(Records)
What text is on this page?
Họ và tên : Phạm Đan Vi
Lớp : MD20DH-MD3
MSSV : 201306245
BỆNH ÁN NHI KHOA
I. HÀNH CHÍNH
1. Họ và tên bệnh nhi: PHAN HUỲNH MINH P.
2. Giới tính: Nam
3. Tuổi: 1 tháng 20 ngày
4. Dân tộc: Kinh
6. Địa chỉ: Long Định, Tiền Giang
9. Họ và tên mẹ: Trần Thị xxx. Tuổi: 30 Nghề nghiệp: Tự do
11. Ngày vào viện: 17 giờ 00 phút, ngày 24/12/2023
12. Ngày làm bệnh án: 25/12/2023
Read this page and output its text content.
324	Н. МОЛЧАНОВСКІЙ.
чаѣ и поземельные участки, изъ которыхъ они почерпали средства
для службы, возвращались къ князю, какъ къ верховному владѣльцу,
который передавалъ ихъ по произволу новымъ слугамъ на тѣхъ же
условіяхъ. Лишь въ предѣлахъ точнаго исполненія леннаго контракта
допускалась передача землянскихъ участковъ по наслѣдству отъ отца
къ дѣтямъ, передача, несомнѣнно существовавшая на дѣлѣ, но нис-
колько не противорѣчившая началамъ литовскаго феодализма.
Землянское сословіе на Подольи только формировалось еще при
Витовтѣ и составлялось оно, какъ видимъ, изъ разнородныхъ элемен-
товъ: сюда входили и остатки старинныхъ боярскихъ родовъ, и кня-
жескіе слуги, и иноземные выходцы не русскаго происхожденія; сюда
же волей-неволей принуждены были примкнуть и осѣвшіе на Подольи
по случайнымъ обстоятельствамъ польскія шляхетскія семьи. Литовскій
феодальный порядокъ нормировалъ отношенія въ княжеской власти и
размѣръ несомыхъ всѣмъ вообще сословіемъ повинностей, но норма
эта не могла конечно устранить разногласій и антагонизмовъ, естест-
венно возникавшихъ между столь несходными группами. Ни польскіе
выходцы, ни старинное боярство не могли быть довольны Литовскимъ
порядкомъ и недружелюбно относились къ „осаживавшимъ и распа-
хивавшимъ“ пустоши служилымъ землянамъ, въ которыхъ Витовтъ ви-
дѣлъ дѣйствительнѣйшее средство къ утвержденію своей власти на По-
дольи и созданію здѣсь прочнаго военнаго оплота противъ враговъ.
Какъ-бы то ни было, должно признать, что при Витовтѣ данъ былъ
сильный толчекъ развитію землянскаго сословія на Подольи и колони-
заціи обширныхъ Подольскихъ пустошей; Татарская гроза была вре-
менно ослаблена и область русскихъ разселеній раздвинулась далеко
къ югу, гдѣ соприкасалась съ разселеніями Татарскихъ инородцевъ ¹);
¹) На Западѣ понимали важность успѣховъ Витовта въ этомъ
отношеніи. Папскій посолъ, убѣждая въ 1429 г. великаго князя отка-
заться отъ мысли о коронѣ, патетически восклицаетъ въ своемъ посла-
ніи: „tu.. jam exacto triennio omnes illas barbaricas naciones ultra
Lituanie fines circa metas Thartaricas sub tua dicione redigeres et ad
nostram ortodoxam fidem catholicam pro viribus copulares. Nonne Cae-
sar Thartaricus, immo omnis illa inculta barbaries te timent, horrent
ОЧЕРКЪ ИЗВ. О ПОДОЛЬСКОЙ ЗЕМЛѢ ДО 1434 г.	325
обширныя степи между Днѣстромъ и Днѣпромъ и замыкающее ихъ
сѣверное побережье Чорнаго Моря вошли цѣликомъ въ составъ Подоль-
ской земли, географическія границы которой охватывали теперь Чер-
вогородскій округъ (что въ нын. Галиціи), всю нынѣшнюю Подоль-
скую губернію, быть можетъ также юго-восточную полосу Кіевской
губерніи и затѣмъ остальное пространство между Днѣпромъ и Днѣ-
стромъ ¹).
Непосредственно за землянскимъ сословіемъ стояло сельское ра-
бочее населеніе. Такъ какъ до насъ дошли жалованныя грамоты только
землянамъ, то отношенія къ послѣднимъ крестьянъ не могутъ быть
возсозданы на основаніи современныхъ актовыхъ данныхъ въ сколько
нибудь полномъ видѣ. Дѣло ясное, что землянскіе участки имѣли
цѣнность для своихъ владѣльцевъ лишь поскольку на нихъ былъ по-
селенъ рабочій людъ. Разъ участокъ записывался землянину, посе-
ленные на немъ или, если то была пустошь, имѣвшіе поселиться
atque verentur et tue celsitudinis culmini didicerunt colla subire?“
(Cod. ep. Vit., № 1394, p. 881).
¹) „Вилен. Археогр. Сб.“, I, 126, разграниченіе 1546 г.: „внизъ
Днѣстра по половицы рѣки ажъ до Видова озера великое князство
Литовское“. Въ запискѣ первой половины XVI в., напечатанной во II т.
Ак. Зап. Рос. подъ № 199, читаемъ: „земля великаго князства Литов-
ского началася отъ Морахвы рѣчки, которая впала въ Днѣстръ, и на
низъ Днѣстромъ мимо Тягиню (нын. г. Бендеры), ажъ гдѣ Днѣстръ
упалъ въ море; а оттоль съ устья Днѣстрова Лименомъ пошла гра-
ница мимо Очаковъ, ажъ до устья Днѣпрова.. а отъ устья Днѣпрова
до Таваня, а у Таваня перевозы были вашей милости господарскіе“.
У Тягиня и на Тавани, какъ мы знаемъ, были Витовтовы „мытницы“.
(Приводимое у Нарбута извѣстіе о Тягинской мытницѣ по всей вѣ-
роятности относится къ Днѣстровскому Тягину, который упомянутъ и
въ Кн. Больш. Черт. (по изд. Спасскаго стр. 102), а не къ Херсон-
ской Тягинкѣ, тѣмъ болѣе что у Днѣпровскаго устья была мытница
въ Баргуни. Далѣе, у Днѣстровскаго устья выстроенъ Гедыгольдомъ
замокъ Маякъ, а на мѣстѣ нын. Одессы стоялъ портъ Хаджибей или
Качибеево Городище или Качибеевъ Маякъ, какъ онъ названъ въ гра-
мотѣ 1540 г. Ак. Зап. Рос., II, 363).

(Problem details)
Restate all of the entries exactly, please.

(Task result)
What text is on this page?
Họ và tên : Phạm Đan Vi
Lớp : MD20DH-MD3
MSSV : 201306245
BỆNH ÁN NHI KHOA
I. HÀNH CHÍNH
1. Họ và tên bệnh nhi: PHAN HUỲNH MINH P.
2. Giới tính: Nam
3. Tuổi: 1 tháng 20 ngày
4. Dân tộc: Kinh
6. Địa chỉ: Long Định, Tiền Giang
9. Họ và tên mẹ: Trần Thị xxx. Tuổi: 30 Nghề nghiệp: Tự do
11. Ngày vào viện: 17 giờ 00 phút, ngày 24/12/2023
12. Ngày làm bệnh án: 25/12/2023
Read this page and output its text content.
324	Н. МОЛЧАНОВСКІЙ.
чаѣ и поземельные участки, изъ которыхъ они почерпали средства
для службы, возвращались къ князю, какъ къ верховному владѣльцу,
который передавалъ ихъ по произволу новымъ слугамъ на тѣхъ же
условіяхъ. Лишь въ предѣлахъ точнаго исполненія леннаго контракта
допускалась передача землянскихъ участковъ по наслѣдству отъ отца
къ дѣтямъ, передача, несомнѣнно существовавшая на дѣлѣ, но нис-
колько не противорѣчившая началамъ литовскаго феодализма.
Землянское сословіе на Подольи только формировалось еще при
Витовтѣ и составлялось оно, какъ видимъ, изъ разнородныхъ элемен-
товъ: сюда входили и остатки старинныхъ боярскихъ родовъ, и кня-
жескіе слуги, и иноземные выходцы не русскаго происхожденія; сюда
же волей-неволей принуждены были примкнуть и осѣвшіе на Подольи
по случайнымъ обстоятельствамъ польскія шляхетскія семьи. Литовскій
феодальный порядокъ нормировалъ отношенія въ княжеской власти и
размѣръ несомыхъ всѣмъ вообще сословіемъ повинностей, но норма
эта не могла конечно устранить разногласій и антагонизмовъ, естест-
венно возникавшихъ между столь несходными группами. Ни польскіе
выходцы, ни старинное боярство не могли быть довольны Литовскимъ
порядкомъ и недружелюбно относились къ „осаживавшимъ и распа-
хивавшимъ“ пустоши служилымъ землянамъ, въ которыхъ Витовтъ ви-
дѣлъ дѣйствительнѣйшее средство къ утвержденію своей власти на По-
дольи и созданію здѣсь прочнаго военнаго оплота противъ враговъ.
Какъ-бы то ни было, должно признать, что при Витовтѣ данъ былъ
сильный толчекъ развитію землянскаго сословія на Подольи и колони-
заціи обширныхъ Подольскихъ пустошей; Татарская гроза была вре-
менно ослаблена и область русскихъ разселеній раздвинулась далеко
къ югу, гдѣ соприкасалась съ разселеніями Татарскихъ инородцевъ ¹);
¹) На Западѣ понимали важность успѣховъ Витовта въ этомъ
отношеніи. Папскій посолъ, убѣждая въ 1429 г. великаго князя отка-
заться отъ мысли о коронѣ, патетически восклицаетъ въ своемъ посла-
ніи: „tu.. jam exacto triennio omnes illas barbaricas naciones ultra
Lituanie fines circa metas Thartaricas sub tua dicione redigeres et ad
nostram ortodoxam fidem catholicam pro viribus copulares. Nonne Cae-
sar Thartaricus, immo omnis illa inculta barbaries te timent, horrent
ОЧЕРКЪ ИЗВ. О ПОДОЛЬСКОЙ ЗЕМЛѢ ДО 1434 г.	325
обширныя степи между Днѣстромъ и Днѣпромъ и замыкающее ихъ
сѣверное побережье Чорнаго Моря вошли цѣликомъ въ составъ Подоль-
ской земли, географическія границы которой охватывали теперь Чер-
вогородскій округъ (что въ нын. Галиціи), всю нынѣшнюю Подоль-
скую губернію, быть можетъ также юго-восточную полосу Кіевской
губерніи и затѣмъ остальное пространство между Днѣпромъ и Днѣ-
стромъ ¹).
Непосредственно за землянскимъ сословіемъ стояло сельское ра-
бочее населеніе. Такъ какъ до насъ дошли жалованныя грамоты только
землянамъ, то отношенія къ послѣднимъ крестьянъ не могутъ быть
возсозданы на основаніи современныхъ актовыхъ данныхъ въ сколько
нибудь полномъ видѣ. Дѣло ясное, что землянскіе участки имѣли
цѣнность для своихъ владѣльцевъ лишь поскольку на нихъ былъ по-
селенъ рабочій людъ. Разъ участокъ записывался землянину, посе-
ленные на немъ или, если то была пустошь, имѣвшіе поселиться
atque verentur et tue celsitudinis culmini didicerunt colla subire?“
(Cod. ep. Vit., № 1394, p. 881).
¹) „Вилен. Археогр. Сб.“, I, 126, разграниченіе 1546 г.: „внизъ
Днѣстра по половицы рѣки ажъ до Видова озера великое князство
Литовское“. Въ запискѣ первой половины XVI в., напечатанной во II т.
Ак. Зап. Рос. подъ № 199, читаемъ: „земля великаго князства Литов-
ского началася отъ Морахвы рѣчки, которая впала въ Днѣстръ, и на
низъ Днѣстромъ мимо Тягиню (нын. г. Бендеры), ажъ гдѣ Днѣстръ
упалъ въ море; а оттоль съ устья Днѣстрова Лименомъ пошла гра-
ница мимо Очаковъ, ажъ до устья Днѣпрова.. а отъ устья Днѣпрова
до Таваня, а у Таваня перевозы были вашей милости господарскіе“.
У Тягиня и на Тавани, какъ мы знаемъ, были Витовтовы „мытницы“.
(Приводимое у Нарбута извѣстіе о Тягинской мытницѣ по всей вѣ-
роятности относится къ Днѣстровскому Тягину, который упомянутъ и
въ Кн. Больш. Черт. (по изд. Спасскаго стр. 102), а не къ Херсон-
ской Тягинкѣ, тѣмъ болѣе что у Днѣпровскаго устья была мытница
въ Баргуни. Далѣе, у Днѣстровскаго устья выстроенъ Гедыгольдомъ
замокъ Маякъ, а на мѣстѣ нын. Одессы стоялъ портъ Хаджибей или
Качибеево Городище или Качибеевъ Маякъ, какъ онъ названъ въ гра-
мотѣ 1540 г. Ак. Зап. Рос., II, 363).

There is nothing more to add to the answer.